> WRITTEN TASKS:
a) Write out the part of the Amsterdam walking post starting at "This morning I" and ending at "dog and duck.".
b) According to the Amsterdam walking post, how long was the walk to Alfred's new penthouse apartment?

Amsterdam, like its newer ex-namesake New York, is a city that invites walking … and walking and walking. When I first visited NYNY in 1988, I left the Chelsea Hotel each morning by 9, grabbed cawfee and donuts, and then pounded the pavements until I sat down for a proper meal between 10pm and 1 am, and then did it all over again the next day and the next for over a week.
This morning I had a 10am coffee audience with my friend Alfred, who I hadn’t seen since Bondi and I came here in 2005. The 2km walk to his new penthouse apartment in the World Fashion zone was an excellent opportunity to stretch Munson’s legs and get his ablutions out of the way for the day.
About half the walk was through Rembrandtpark, giving Munson a great burst of green space to sniff and let his eye wander to every dog and duck.
Alfred was in fine form, showing us around his new apartment. I wasn’t quite sure what to expect as I’d done a Google streetview of the building before arriving so that I would recognise my destination on arrival, and saw that the place looked like a construction site with cement mixers everywhere. Checking in with him yesterday on this matter he revealed that he and his husband had been living inside one of these mixers for a year and a half. It sounded rather gritty but I thought it would at least give them something concrete to build from.

> STORED RECORDS:
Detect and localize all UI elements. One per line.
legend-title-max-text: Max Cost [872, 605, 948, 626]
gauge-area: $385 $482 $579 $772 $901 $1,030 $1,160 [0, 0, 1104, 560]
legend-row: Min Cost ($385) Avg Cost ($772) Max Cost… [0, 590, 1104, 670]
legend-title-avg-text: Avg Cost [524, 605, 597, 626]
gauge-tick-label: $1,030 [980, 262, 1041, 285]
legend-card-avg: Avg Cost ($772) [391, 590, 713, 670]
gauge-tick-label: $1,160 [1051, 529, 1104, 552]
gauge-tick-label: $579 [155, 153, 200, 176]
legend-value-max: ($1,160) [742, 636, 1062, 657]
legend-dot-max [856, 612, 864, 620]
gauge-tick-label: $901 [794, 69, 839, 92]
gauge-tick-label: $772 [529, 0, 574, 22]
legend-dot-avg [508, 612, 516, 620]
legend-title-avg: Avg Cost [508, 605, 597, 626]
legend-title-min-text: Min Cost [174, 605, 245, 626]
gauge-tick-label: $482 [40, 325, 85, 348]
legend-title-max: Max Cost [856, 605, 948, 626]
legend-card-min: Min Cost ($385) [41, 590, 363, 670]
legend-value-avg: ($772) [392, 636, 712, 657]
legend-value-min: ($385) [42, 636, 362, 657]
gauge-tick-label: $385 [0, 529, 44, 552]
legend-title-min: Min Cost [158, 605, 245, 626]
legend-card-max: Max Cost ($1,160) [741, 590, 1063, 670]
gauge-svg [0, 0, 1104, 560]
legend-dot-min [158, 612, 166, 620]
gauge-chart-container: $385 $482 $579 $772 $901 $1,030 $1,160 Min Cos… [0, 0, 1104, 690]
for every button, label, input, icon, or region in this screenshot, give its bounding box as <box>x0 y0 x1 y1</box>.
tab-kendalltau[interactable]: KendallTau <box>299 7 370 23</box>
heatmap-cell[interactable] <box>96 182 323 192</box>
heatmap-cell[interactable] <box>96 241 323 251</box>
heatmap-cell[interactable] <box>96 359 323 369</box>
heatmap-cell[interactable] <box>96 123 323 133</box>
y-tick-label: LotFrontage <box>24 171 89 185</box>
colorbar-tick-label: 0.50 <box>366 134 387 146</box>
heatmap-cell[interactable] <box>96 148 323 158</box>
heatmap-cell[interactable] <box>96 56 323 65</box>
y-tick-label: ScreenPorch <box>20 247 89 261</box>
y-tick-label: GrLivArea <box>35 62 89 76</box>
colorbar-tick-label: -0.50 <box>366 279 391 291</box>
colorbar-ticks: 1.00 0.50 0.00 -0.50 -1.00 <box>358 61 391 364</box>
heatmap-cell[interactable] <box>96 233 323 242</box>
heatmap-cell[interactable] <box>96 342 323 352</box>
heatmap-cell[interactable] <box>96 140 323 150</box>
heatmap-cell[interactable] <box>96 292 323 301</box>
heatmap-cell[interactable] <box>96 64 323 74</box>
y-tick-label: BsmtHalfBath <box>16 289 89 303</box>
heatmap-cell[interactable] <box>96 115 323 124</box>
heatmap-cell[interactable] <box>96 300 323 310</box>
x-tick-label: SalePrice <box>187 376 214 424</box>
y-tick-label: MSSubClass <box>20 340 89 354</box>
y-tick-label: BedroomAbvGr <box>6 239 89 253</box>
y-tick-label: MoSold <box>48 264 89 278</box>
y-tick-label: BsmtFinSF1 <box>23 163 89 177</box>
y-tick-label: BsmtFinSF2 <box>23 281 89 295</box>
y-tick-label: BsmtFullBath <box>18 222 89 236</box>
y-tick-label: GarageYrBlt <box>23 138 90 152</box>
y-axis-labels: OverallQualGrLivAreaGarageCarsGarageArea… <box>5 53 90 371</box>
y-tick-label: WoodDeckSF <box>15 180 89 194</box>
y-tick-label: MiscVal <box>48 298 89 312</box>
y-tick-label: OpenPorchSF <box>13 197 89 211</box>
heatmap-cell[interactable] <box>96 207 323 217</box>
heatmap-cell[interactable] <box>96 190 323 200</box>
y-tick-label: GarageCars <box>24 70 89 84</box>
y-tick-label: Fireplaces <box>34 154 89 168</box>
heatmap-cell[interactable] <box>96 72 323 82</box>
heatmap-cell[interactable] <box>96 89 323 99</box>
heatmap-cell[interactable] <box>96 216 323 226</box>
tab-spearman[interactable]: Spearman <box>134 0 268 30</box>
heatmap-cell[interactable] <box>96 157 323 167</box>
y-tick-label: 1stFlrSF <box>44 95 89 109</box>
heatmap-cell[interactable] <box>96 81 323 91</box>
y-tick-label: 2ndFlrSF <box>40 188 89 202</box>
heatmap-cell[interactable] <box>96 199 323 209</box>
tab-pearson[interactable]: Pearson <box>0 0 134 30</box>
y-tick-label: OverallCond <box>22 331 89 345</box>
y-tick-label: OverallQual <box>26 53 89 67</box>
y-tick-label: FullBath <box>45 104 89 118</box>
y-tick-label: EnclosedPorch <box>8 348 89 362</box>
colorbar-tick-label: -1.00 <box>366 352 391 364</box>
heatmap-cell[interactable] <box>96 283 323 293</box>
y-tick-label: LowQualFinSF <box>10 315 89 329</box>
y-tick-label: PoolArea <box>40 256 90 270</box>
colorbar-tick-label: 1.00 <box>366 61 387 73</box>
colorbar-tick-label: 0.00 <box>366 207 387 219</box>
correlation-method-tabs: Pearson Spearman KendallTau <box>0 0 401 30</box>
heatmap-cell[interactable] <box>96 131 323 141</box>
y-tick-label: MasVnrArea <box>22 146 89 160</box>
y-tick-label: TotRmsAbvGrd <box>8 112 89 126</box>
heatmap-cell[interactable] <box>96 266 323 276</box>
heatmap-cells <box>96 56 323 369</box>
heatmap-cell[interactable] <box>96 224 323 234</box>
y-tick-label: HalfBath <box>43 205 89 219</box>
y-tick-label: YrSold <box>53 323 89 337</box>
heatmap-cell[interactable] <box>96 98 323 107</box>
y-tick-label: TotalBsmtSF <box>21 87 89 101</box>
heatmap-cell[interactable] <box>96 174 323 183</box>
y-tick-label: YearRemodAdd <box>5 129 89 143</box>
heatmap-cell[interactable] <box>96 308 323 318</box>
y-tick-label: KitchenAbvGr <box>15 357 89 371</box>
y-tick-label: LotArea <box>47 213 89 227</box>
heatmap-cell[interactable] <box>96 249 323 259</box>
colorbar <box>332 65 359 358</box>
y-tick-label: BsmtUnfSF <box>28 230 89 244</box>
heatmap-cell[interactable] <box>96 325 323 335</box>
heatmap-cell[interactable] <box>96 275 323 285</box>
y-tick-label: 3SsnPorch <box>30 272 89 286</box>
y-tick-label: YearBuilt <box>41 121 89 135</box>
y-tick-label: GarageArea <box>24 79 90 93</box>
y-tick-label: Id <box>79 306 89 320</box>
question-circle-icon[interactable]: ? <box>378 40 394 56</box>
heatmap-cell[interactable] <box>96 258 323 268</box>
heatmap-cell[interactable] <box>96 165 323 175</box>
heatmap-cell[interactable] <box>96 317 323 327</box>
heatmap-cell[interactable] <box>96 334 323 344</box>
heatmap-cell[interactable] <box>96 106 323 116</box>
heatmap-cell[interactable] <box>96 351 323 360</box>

> OUTPUTS BY TASK:
a)
This morning I had a 10am coffee audience with my friend Alfred, who I hadn’t seen since Bondi and I came here in 2005. The 2km walk to his new penthouse apartment in the World Fashion zone was an excellent opportunity to stretch Munson’s legs and get his ablutions out of the way for the day.
About half the walk was through Rembrandtpark, giving Munson a great burst of green space to sniff and let his eye wander to every dog and duck.

b) 2km